-------- DATA SHOWN

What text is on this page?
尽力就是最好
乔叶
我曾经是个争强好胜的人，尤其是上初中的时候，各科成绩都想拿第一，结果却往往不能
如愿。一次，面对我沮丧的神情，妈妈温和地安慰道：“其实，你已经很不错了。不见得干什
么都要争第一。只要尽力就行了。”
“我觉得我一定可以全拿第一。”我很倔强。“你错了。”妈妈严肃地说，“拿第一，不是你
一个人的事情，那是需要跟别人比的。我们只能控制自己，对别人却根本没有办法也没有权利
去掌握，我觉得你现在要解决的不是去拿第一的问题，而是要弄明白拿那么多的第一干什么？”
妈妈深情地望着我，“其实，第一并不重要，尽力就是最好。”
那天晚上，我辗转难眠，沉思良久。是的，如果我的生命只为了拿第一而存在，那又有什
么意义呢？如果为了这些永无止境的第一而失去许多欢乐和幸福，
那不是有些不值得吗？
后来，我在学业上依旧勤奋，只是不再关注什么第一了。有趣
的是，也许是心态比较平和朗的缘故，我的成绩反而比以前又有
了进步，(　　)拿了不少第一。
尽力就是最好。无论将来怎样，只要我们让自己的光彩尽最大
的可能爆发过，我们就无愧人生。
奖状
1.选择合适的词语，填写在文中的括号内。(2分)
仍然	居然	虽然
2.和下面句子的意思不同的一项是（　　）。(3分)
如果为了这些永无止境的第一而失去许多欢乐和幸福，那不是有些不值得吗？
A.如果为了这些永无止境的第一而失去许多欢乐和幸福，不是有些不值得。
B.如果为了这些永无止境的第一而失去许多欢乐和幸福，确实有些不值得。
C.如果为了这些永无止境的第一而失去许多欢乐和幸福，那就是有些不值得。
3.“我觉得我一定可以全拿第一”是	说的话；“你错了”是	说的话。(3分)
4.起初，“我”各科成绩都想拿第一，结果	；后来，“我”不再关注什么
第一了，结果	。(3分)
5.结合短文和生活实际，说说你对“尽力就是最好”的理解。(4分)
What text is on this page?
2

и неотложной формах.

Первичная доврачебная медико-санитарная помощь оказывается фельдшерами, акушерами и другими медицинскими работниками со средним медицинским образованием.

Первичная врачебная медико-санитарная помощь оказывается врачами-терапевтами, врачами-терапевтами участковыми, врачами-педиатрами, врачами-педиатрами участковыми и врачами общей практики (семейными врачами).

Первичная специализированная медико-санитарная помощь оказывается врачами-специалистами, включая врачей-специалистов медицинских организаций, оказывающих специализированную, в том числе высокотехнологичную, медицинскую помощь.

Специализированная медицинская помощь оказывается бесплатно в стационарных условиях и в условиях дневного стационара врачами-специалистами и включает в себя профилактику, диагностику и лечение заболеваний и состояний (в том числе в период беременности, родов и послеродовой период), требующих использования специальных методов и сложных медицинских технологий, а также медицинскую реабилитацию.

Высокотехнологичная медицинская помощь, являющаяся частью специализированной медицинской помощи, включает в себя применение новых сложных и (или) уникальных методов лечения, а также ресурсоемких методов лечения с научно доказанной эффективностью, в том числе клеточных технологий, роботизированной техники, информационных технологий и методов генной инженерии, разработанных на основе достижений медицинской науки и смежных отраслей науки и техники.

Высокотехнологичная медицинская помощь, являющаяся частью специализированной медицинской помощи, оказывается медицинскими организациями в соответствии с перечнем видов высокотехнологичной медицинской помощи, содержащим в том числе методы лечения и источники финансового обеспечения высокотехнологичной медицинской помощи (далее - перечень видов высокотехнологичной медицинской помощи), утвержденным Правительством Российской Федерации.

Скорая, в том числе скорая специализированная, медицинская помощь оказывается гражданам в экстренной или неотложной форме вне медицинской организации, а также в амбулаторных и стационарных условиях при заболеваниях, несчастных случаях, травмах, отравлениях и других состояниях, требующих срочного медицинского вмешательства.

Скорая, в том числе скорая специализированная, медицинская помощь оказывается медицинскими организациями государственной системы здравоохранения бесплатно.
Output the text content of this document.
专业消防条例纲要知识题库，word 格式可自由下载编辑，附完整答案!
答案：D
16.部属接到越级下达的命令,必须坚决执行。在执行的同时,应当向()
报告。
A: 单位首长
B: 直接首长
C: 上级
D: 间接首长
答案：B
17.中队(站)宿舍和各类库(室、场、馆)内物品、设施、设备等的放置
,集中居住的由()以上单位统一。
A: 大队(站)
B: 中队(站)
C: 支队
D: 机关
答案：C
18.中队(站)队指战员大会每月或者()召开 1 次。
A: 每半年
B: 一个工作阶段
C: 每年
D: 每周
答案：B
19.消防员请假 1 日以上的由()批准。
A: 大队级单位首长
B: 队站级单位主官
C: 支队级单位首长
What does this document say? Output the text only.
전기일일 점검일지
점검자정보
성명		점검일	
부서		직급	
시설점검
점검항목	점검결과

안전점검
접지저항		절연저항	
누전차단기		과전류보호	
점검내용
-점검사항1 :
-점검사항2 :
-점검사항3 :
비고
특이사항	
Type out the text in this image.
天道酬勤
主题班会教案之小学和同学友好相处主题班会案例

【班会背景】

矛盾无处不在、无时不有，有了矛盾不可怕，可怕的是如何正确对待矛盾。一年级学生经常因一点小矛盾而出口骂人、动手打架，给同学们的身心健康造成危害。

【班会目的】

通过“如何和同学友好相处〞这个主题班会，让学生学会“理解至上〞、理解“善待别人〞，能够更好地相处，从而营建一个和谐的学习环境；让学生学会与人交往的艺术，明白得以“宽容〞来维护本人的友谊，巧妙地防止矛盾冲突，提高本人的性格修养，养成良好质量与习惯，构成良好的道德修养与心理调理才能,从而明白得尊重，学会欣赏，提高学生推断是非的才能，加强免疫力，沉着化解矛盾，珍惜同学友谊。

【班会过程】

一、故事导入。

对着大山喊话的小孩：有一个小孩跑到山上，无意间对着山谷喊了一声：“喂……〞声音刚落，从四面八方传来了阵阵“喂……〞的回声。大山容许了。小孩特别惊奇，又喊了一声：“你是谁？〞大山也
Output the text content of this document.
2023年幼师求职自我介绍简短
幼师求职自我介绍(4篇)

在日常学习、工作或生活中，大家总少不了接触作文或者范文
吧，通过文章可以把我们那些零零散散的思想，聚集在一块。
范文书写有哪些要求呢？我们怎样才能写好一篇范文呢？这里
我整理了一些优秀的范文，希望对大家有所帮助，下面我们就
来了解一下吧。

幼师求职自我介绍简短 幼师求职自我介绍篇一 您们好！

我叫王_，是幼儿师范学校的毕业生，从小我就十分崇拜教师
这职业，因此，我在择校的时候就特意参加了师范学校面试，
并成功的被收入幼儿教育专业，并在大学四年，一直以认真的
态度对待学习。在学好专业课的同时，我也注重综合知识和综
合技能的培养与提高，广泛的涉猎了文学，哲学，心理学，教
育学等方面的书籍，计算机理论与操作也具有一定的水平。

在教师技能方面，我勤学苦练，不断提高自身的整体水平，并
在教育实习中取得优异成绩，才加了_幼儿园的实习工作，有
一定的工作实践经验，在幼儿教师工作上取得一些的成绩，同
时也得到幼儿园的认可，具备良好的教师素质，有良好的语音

----------------

Write out every line of the records exactly.

What text is on this page?
尽力就是最好
乔叶
我曾经是个争强好胜的人，尤其是上初中的时候，各科成绩都想拿第一，结果却往往不能
如愿。一次，面对我沮丧的神情，妈妈温和地安慰道：“其实，你已经很不错了。不见得干什
么都要争第一。只要尽力就行了。”
“我觉得我一定可以全拿第一。”我很倔强。“你错了。”妈妈严肃地说，“拿第一，不是你
一个人的事情，那是需要跟别人比的。我们只能控制自己，对别人却根本没有办法也没有权利
去掌握，我觉得你现在要解决的不是去拿第一的问题，而是要弄明白拿那么多的第一干什么？”
妈妈深情地望着我，“其实，第一并不重要，尽力就是最好。”
那天晚上，我辗转难眠，沉思良久。是的，如果我的生命只为了拿第一而存在，那又有什
么意义呢？如果为了这些永无止境的第一而失去许多欢乐和幸福，
那不是有些不值得吗？
后来，我在学业上依旧勤奋，只是不再关注什么第一了。有趣
的是，也许是心态比较平和朗的缘故，我的成绩反而比以前又有
了进步，(　　)拿了不少第一。
尽力就是最好。无论将来怎样，只要我们让自己的光彩尽最大
的可能爆发过，我们就无愧人生。
奖状
1.选择合适的词语，填写在文中的括号内。(2分)
仍然	居然	虽然
2.和下面句子的意思不同的一项是（　　）。(3分)
如果为了这些永无止境的第一而失去许多欢乐和幸福，那不是有些不值得吗？
A.如果为了这些永无止境的第一而失去许多欢乐和幸福，不是有些不值得。
B.如果为了这些永无止境的第一而失去许多欢乐和幸福，确实有些不值得。
C.如果为了这些永无止境的第一而失去许多欢乐和幸福，那就是有些不值得。
3.“我觉得我一定可以全拿第一”是	说的话；“你错了”是	说的话。(3分)
4.起初，“我”各科成绩都想拿第一，结果	；后来，“我”不再关注什么
第一了，结果	。(3分)
5.结合短文和生活实际，说说你对“尽力就是最好”的理解。(4分)
What text is on this page?
2

и неотложной формах.

Первичная доврачебная медико-санитарная помощь оказывается фельдшерами, акушерами и другими медицинскими работниками со средним медицинским образованием.

Первичная врачебная медико-санитарная помощь оказывается врачами-терапевтами, врачами-терапевтами участковыми, врачами-педиатрами, врачами-педиатрами участковыми и врачами общей практики (семейными врачами).

Первичная специализированная медико-санитарная помощь оказывается врачами-специалистами, включая врачей-специалистов медицинских организаций, оказывающих специализированную, в том числе высокотехнологичную, медицинскую помощь.

Специализированная медицинская помощь оказывается бесплатно в стационарных условиях и в условиях дневного стационара врачами-специалистами и включает в себя профилактику, диагностику и лечение заболеваний и состояний (в том числе в период беременности, родов и послеродовой период), требующих использования специальных методов и сложных медицинских технологий, а также медицинскую реабилитацию.

Высокотехнологичная медицинская помощь, являющаяся частью специализированной медицинской помощи, включает в себя применение новых сложных и (или) уникальных методов лечения, а также ресурсоемких методов лечения с научно доказанной эффективностью, в том числе клеточных технологий, роботизированной техники, информационных технологий и методов генной инженерии, разработанных на основе достижений медицинской науки и смежных отраслей науки и техники.

Высокотехнологичная медицинская помощь, являющаяся частью специализированной медицинской помощи, оказывается медицинскими организациями в соответствии с перечнем видов высокотехнологичной медицинской помощи, содержащим в том числе методы лечения и источники финансового обеспечения высокотехнологичной медицинской помощи (далее - перечень видов высокотехнологичной медицинской помощи), утвержденным Правительством Российской Федерации.

Скорая, в том числе скорая специализированная, медицинская помощь оказывается гражданам в экстренной или неотложной форме вне медицинской организации, а также в амбулаторных и стационарных условиях при заболеваниях, несчастных случаях, травмах, отравлениях и других состояниях, требующих срочного медицинского вмешательства.

Скорая, в том числе скорая специализированная, медицинская помощь оказывается медицинскими организациями государственной системы здравоохранения бесплатно.
Output the text content of this document.
专业消防条例纲要知识题库，word 格式可自由下载编辑，附完整答案!
答案：D
16.部属接到越级下达的命令,必须坚决执行。在执行的同时,应当向()
报告。
A: 单位首长
B: 直接首长
C: 上级
D: 间接首长
答案：B
17.中队(站)宿舍和各类库(室、场、馆)内物品、设施、设备等的放置
,集中居住的由()以上单位统一。
A: 大队(站)
B: 中队(站)
C: 支队
D: 机关
答案：C
18.中队(站)队指战员大会每月或者()召开 1 次。
A: 每半年
B: 一个工作阶段
C: 每年
D: 每周
答案：B
19.消防员请假 1 日以上的由()批准。
A: 大队级单位首长
B: 队站级单位主官
C: 支队级单位首长
What does this document say? Output the text only.
전기일일 점검일지
점검자정보
성명		점검일	
부서		직급	
시설점검
점검항목	점검결과

안전점검
접지저항		절연저항	
누전차단기		과전류보호	
점검내용
-점검사항1 :
-점검사항2 :
-점검사항3 :
비고
특이사항	
Type out the text in this image.
天道酬勤
主题班会教案之小学和同学友好相处主题班会案例

【班会背景】

矛盾无处不在、无时不有，有了矛盾不可怕，可怕的是如何正确对待矛盾。一年级学生经常因一点小矛盾而出口骂人、动手打架，给同学们的身心健康造成危害。

【班会目的】

通过“如何和同学友好相处〞这个主题班会，让学生学会“理解至上〞、理解“善待别人〞，能够更好地相处，从而营建一个和谐的学习环境；让学生学会与人交往的艺术，明白得以“宽容〞来维护本人的友谊，巧妙地防止矛盾冲突，提高本人的性格修养，养成良好质量与习惯，构成良好的道德修养与心理调理才能,从而明白得尊重，学会欣赏，提高学生推断是非的才能，加强免疫力，沉着化解矛盾，珍惜同学友谊。

【班会过程】

一、故事导入。

对着大山喊话的小孩：有一个小孩跑到山上，无意间对着山谷喊了一声：“喂……〞声音刚落，从四面八方传来了阵阵“喂……〞的回声。大山容许了。小孩特别惊奇，又喊了一声：“你是谁？〞大山也
Output the text content of this document.
2023年幼师求职自我介绍简短
幼师求职自我介绍(4篇)

在日常学习、工作或生活中，大家总少不了接触作文或者范文
吧，通过文章可以把我们那些零零散散的思想，聚集在一块。
范文书写有哪些要求呢？我们怎样才能写好一篇范文呢？这里
我整理了一些优秀的范文，希望对大家有所帮助，下面我们就
来了解一下吧。

幼师求职自我介绍简短 幼师求职自我介绍篇一 您们好！

我叫王_，是幼儿师范学校的毕业生，从小我就十分崇拜教师
这职业，因此，我在择校的时候就特意参加了师范学校面试，
并成功的被收入幼儿教育专业，并在大学四年，一直以认真的
态度对待学习。在学好专业课的同时，我也注重综合知识和综
合技能的培养与提高，广泛的涉猎了文学，哲学，心理学，教
育学等方面的书籍，计算机理论与操作也具有一定的水平。

在教师技能方面，我勤学苦练，不断提高自身的整体水平，并
在教育实习中取得优异成绩，才加了_幼儿园的实习工作，有
一定的工作实践经验，在幼儿教师工作上取得一些的成绩，同
时也得到幼儿园的认可，具备良好的教师素质，有良好的语音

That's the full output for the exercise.